Textauszug -
Bundestagswahl

Der Potsdamer Wählermagnet

Der Wahlsieg der Sozialdemokraten ist in erster Linie ein Erfolg des Kandidaten Olaf Scholz: Unter seiner Führung hat die Partei auch Wählerschichten erreicht, die sich lange von ihr abgewandt hatten.

Von Jan Bielicki

27. September 2021 - 4 Min. Lesezeit

Der Vorsprung des neu gewählten Abgeordneten war fast so groß wie der Name seines Wahlkreises lang. Genau 64 270 Wählerinnen und Wähler malten im Kreis Potsdam – Potsdam-Mittelmark II – Teltow-Fläming II ihr Kreuz beim SPD-Kandidaten Scholz, Olaf. Das waren genau 34 Prozent der hier Wählenden. Die laut Wahlleiterdeutsch „erstunterlegene“ Bewerberin, die auf dem Stimmzettel als Baerbock, Annalena Charlotte Alma geführte grüne Kanzlerkandidatin, verbuchte 35 452 Erststimmen für sich, gut doppelt so viele wie vor vier Jahren, aber eben nur etwas mehr als halb so viele wie der Gewinner.

Der klare Sieg des Sozialdemokraten im kleinen Kanzlerkandidaten-Duell in Potsdam und Umgebung spiegelt wider, was Scholz und seiner SPD bei dieser Bundestagswahl gelang.

Der Wahlkreiskandidat Olaf Scholz legte gegenüber dem Ergebnis der vor vier Jahren hier gewählten SPD-Abgeordneten Manja Schüle, inzwischen Wissenschaftsministerin in Brandenburg, um knapp 7,6 Prozentpunkte zu.

Der Wahlkreiskandidat Olaf Scholz legte gegenüber dem Ergebnis der vor vier Jahren hier gewählten SPD-Abgeordneten Manja Schüle, inzwischen Wissenschaftsministerin in Brandenburg, um knapp 7,6 Prozentpunkte zu.

Seine Partei kam bundesweit auf ein Plus von 5,2 Prozentpunkten, und in absoluten Zahlen liest sich das Ergebnis sogar noch beeindruckender: Fast zwölf Millionen Deutsche haben der SPD ihre Zweitstimme gegeben, das waren 2,4 Millionen mehr als 2017.

SPD bei Bundestagswahlen

So viele Wähler haben die Sozialdemokraten nicht mehr für sich gewinnen können, seit sie mit ihrem bislang letzten Kanzler Gerhard Schröder in den Wahlkampf zogen – der freilich 2005 noch in der Niederlage seiner SPD mehr als 16 Millionen Stimmen erkämpfte. Dennoch: Der Wahlerfolg der Scholz-SPD ist durchaus ein großer. In zwölf der 16 Bundesländer lag sie ganz vorn und hat dabei Wähler über – fast – alle Bevölkerungsgruppen hinweg erreicht.

Angezeigte Daten -
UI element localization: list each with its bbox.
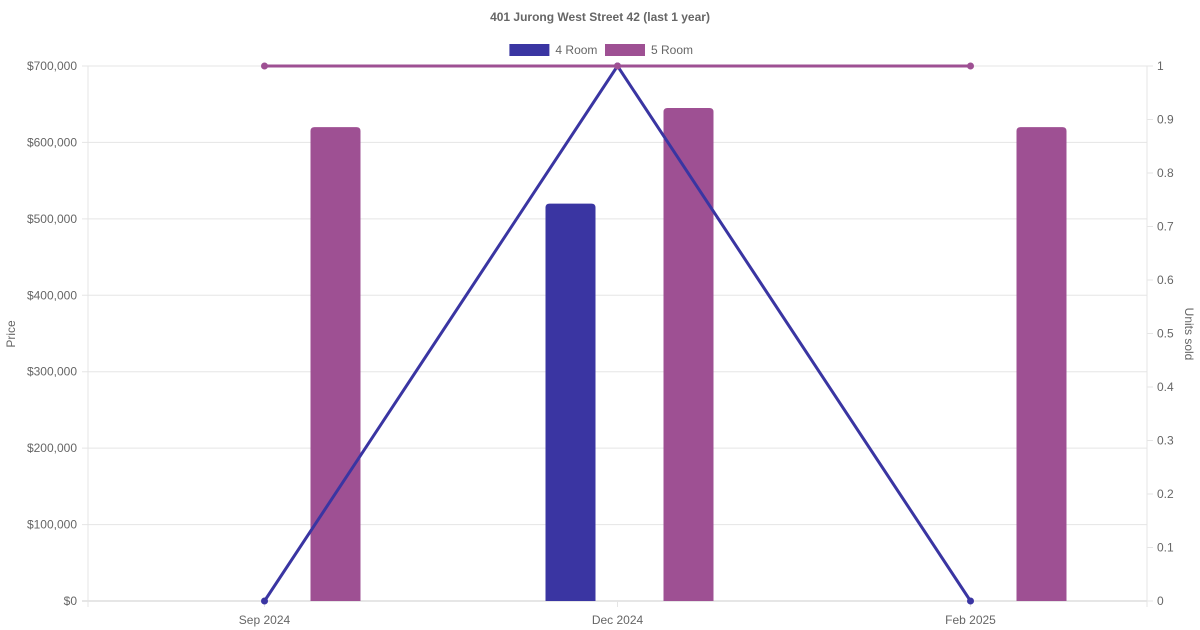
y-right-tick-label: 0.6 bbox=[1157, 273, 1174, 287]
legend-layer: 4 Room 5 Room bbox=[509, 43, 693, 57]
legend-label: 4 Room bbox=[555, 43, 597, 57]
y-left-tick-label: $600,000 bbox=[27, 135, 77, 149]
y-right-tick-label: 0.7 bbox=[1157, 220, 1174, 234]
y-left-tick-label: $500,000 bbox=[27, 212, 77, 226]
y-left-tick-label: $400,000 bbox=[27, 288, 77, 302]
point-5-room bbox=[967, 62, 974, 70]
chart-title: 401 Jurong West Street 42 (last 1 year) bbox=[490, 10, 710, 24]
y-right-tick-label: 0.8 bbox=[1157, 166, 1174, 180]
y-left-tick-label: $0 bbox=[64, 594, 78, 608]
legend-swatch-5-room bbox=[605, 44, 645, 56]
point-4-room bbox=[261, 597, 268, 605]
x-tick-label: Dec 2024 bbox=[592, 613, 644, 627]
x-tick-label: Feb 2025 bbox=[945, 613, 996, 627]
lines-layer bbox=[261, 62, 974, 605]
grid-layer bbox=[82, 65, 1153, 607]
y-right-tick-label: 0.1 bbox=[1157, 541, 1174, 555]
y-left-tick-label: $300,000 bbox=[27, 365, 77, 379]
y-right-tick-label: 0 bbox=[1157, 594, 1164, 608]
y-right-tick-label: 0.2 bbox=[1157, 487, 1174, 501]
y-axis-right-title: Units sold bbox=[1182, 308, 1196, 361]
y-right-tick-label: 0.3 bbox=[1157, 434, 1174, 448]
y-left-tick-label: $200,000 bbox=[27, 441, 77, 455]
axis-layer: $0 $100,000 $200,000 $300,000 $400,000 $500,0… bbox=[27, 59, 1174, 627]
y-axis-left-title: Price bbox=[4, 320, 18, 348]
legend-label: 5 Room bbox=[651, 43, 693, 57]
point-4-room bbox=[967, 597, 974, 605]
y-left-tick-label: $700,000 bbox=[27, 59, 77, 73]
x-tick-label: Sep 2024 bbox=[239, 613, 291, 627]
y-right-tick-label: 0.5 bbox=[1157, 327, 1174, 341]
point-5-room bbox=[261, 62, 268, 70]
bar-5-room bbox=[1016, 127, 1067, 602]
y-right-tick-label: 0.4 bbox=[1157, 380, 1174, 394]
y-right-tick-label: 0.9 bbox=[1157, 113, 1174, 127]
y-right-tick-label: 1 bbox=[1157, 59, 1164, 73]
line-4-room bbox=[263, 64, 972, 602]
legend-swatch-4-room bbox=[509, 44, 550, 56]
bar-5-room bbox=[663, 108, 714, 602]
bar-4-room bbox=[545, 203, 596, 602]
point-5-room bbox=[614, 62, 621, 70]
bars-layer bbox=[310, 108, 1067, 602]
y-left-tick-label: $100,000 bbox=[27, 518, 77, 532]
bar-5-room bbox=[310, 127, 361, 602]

Aufgabenstellung -
Geben Sie aus dem Artikel über den Wahlerfolg von Olaf Scholz den Abschnitt von „Der Potsdamer Wählermagnet“ bis „ihr abgewandt hatten.“ wortgetreu wieder. Die Daten stammen aus einer anderen Quelle als der Textauszug.

Endergebnis -
Der Potsdamer Wählermagnet

Der Wahlsieg der Sozialdemokraten ist in erster Linie ein Erfolg des Kandidaten Olaf Scholz: Unter seiner Führung hat die Partei auch Wählerschichten erreicht, die sich lange von ihr abgewandt hatten.